▶ _Exercise prompt_
Retype the data below without altering anything.

Data entries
■ ■ ■ ■

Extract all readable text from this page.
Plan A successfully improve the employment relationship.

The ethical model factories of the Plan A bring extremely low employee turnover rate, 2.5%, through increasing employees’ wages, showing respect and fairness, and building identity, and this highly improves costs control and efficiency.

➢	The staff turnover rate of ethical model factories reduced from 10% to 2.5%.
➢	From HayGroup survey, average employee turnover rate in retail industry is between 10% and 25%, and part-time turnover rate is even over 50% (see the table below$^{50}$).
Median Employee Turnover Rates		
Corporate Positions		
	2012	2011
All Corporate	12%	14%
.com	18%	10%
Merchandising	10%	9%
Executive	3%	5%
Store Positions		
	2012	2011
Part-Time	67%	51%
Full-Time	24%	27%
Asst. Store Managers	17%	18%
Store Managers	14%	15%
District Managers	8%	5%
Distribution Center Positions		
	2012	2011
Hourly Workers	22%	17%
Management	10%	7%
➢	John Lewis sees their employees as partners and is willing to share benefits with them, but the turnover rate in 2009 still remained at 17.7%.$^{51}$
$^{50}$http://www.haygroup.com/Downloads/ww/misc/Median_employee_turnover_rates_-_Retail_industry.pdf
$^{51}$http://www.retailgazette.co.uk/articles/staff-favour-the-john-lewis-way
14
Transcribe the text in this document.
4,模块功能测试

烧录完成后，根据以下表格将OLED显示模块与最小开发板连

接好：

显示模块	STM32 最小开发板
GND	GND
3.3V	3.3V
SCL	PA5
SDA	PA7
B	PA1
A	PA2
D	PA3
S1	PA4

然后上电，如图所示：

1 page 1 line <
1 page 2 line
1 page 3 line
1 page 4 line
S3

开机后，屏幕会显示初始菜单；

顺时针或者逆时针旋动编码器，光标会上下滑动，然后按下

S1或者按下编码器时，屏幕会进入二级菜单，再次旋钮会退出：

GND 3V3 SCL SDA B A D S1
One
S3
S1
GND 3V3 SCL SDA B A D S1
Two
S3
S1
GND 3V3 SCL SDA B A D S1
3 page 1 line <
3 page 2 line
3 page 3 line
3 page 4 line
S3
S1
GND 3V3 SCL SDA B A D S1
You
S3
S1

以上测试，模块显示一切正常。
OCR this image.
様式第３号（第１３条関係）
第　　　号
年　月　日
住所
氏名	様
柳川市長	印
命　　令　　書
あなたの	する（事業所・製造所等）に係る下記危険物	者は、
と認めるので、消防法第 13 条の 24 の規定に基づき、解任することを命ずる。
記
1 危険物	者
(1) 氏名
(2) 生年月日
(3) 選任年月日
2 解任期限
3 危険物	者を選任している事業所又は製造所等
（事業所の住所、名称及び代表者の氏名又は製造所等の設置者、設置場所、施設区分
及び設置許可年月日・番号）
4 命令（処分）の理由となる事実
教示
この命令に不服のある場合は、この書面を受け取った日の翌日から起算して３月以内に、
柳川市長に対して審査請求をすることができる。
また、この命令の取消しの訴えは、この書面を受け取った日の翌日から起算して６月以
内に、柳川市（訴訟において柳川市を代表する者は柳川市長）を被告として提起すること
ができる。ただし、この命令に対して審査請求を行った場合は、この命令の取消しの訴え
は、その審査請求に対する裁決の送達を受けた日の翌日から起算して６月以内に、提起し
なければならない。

■ ■ ■ ■

▶ _Exercise solution_
Extract all readable text from this page.
Plan A successfully improve the employment relationship.

The ethical model factories of the Plan A bring extremely low employee turnover rate, 2.5%, through increasing employees’ wages, showing respect and fairness, and building identity, and this highly improves costs control and efficiency.

➢	The staff turnover rate of ethical model factories reduced from 10% to 2.5%.
➢	From HayGroup survey, average employee turnover rate in retail industry is between 10% and 25%, and part-time turnover rate is even over 50% (see the table below$^{50}$).
Median Employee Turnover Rates		
Corporate Positions		
	2012	2011
All Corporate	12%	14%
.com	18%	10%
Merchandising	10%	9%
Executive	3%	5%
Store Positions		
	2012	2011
Part-Time	67%	51%
Full-Time	24%	27%
Asst. Store Managers	17%	18%
Store Managers	14%	15%
District Managers	8%	5%
Distribution Center Positions		
	2012	2011
Hourly Workers	22%	17%
Management	10%	7%
➢	John Lewis sees their employees as partners and is willing to share benefits with them, but the turnover rate in 2009 still remained at 17.7%.$^{51}$
$^{50}$http://www.haygroup.com/Downloads/ww/misc/Median_employee_turnover_rates_-_Retail_industry.pdf
$^{51}$http://www.retailgazette.co.uk/articles/staff-favour-the-john-lewis-way
14
Transcribe the text in this document.
4,模块功能测试

烧录完成后，根据以下表格将OLED显示模块与最小开发板连

接好：

显示模块	STM32 最小开发板
GND	GND
3.3V	3.3V
SCL	PA5
SDA	PA7
B	PA1
A	PA2
D	PA3
S1	PA4

然后上电，如图所示：

1 page 1 line <
1 page 2 line
1 page 3 line
1 page 4 line
S3

开机后，屏幕会显示初始菜单；

顺时针或者逆时针旋动编码器，光标会上下滑动，然后按下

S1或者按下编码器时，屏幕会进入二级菜单，再次旋钮会退出：

GND 3V3 SCL SDA B A D S1
One
S3
S1
GND 3V3 SCL SDA B A D S1
Two
S3
S1
GND 3V3 SCL SDA B A D S1
3 page 1 line <
3 page 2 line
3 page 3 line
3 page 4 line
S3
S1
GND 3V3 SCL SDA B A D S1
You
S3
S1

以上测试，模块显示一切正常。
OCR this image.
様式第３号（第１３条関係）
第　　　号
年　月　日
住所
氏名	様
柳川市長	印
命　　令　　書
あなたの	する（事業所・製造所等）に係る下記危険物	者は、
と認めるので、消防法第 13 条の 24 の規定に基づき、解任することを命ずる。
記
1 危険物	者
(1) 氏名
(2) 生年月日
(3) 選任年月日
2 解任期限
3 危険物	者を選任している事業所又は製造所等
（事業所の住所、名称及び代表者の氏名又は製造所等の設置者、設置場所、施設区分
及び設置許可年月日・番号）
4 命令（処分）の理由となる事実
教示
この命令に不服のある場合は、この書面を受け取った日の翌日から起算して３月以内に、
柳川市長に対して審査請求をすることができる。
また、この命令の取消しの訴えは、この書面を受け取った日の翌日から起算して６月以
内に、柳川市（訴訟において柳川市を代表する者は柳川市長）を被告として提起すること
ができる。ただし、この命令に対して審査請求を行った場合は、この命令の取消しの訴え
は、その審査請求に対する裁決の送達を受けた日の翌日から起算して６月以内に、提起し
なければならない。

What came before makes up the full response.